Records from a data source
-- START --

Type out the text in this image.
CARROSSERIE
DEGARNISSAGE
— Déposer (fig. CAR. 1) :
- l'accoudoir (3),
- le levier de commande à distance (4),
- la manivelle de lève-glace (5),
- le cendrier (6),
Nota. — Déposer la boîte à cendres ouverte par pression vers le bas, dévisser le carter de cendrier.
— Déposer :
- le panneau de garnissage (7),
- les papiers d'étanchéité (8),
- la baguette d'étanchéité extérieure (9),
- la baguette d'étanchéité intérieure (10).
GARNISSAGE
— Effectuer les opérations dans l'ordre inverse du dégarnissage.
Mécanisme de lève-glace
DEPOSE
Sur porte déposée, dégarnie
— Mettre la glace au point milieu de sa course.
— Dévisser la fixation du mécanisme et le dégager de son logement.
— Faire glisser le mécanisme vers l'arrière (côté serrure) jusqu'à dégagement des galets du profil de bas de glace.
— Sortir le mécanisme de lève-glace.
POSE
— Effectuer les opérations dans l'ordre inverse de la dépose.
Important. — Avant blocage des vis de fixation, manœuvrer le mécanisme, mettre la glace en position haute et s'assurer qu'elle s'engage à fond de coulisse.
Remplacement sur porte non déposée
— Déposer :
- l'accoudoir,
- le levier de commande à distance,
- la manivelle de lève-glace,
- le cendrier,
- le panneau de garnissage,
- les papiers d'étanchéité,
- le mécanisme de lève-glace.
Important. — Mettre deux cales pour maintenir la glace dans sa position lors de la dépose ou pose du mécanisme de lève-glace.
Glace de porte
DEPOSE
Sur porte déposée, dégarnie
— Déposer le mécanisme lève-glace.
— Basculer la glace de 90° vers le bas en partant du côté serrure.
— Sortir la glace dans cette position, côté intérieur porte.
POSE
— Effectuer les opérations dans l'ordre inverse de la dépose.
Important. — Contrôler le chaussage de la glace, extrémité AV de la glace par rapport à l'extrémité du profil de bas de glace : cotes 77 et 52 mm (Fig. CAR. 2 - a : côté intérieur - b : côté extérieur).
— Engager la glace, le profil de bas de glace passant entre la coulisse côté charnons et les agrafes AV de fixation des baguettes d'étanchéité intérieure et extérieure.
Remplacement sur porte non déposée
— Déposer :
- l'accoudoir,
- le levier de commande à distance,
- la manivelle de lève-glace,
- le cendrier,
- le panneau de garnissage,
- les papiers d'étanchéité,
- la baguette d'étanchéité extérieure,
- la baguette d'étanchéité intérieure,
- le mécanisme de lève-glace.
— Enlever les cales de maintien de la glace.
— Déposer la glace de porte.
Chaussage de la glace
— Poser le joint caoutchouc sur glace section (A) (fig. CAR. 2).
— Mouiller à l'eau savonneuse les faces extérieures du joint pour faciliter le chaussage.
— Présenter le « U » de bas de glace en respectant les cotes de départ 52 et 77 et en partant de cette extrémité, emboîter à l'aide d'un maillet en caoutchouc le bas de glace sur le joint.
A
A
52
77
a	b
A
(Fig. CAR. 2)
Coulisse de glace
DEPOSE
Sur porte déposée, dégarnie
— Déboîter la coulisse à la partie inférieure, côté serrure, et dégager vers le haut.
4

-- END --

▶ EXERCISE BRIEF
Show every line in the entries where the string "extrémité" occurs.

▶ SOLUTION TO THE EXERCISE
Important. — Contrôler le chaussage de la glace, extrémité AV de la glace par rapport à l'extrémité du profil de bas de glace : cotes 77 et 52 mm (Fig. CAR. 2 - a : côté intérieur - b : côté extérieur).
— Présenter le « U » de bas de glace en respectant les cotes de départ 52 et 77 et en partant de cette extrémité, emboîter à l'aide d'un maillet en caoutchouc le bas de glace sur le joint.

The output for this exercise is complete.